═════ Dataset excerpts ═════
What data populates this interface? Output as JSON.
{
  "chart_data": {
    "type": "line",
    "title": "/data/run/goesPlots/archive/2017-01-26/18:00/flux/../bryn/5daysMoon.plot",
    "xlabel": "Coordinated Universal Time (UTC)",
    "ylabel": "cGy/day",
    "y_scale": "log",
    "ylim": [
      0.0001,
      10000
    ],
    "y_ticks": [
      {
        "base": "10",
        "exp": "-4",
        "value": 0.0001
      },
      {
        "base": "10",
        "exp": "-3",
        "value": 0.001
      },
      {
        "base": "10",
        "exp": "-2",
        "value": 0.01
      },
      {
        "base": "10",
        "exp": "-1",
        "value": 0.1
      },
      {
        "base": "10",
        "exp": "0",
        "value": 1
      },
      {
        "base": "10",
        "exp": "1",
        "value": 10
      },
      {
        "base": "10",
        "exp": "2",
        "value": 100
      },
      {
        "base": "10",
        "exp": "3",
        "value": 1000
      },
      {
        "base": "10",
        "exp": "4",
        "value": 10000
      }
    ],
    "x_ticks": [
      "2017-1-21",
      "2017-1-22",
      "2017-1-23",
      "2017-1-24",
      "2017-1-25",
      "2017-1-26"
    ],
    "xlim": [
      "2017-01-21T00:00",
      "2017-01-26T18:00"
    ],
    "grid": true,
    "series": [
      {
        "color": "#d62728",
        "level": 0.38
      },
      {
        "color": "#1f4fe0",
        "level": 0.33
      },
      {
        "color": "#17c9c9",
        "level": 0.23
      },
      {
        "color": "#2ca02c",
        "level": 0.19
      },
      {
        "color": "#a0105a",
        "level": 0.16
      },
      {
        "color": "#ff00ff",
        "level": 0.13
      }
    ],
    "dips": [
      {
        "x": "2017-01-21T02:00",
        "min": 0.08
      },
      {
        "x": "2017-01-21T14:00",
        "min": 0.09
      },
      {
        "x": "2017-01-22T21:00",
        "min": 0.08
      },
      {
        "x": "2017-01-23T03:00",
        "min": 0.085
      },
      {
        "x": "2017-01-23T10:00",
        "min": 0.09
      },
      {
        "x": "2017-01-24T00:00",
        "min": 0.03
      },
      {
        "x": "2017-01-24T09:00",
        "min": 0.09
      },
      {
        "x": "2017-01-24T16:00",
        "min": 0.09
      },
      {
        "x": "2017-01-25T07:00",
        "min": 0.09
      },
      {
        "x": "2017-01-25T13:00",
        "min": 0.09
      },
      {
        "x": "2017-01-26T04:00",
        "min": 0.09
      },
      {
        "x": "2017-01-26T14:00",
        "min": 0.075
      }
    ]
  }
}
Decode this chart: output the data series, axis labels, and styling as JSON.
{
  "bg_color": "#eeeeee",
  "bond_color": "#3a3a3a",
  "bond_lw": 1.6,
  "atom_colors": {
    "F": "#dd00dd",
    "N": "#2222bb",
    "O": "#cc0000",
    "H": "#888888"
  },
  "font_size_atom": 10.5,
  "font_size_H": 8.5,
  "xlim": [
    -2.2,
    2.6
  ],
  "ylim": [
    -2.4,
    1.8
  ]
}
═════
● What is being asked: Every line from the one containing "Decode this chart: output" through the last line must be copied exactly; leave out the rest.

● Task output:
Decode this chart: output the data series, axis labels, and styling as JSON.
{
  "bg_color": "#eeeeee",
  "bond_color": "#3a3a3a",
  "bond_lw": 1.6,
  "atom_colors": {
    "F": "#dd00dd",
    "N": "#2222bb",
    "O": "#cc0000",
    "H": "#888888"
  },
  "font_size_atom": 10.5,
  "font_size_H": 8.5,
  "xlim": [
    -2.2,
    2.6
  ],
  "ylim": [
    -2.4,
    1.8
  ]
}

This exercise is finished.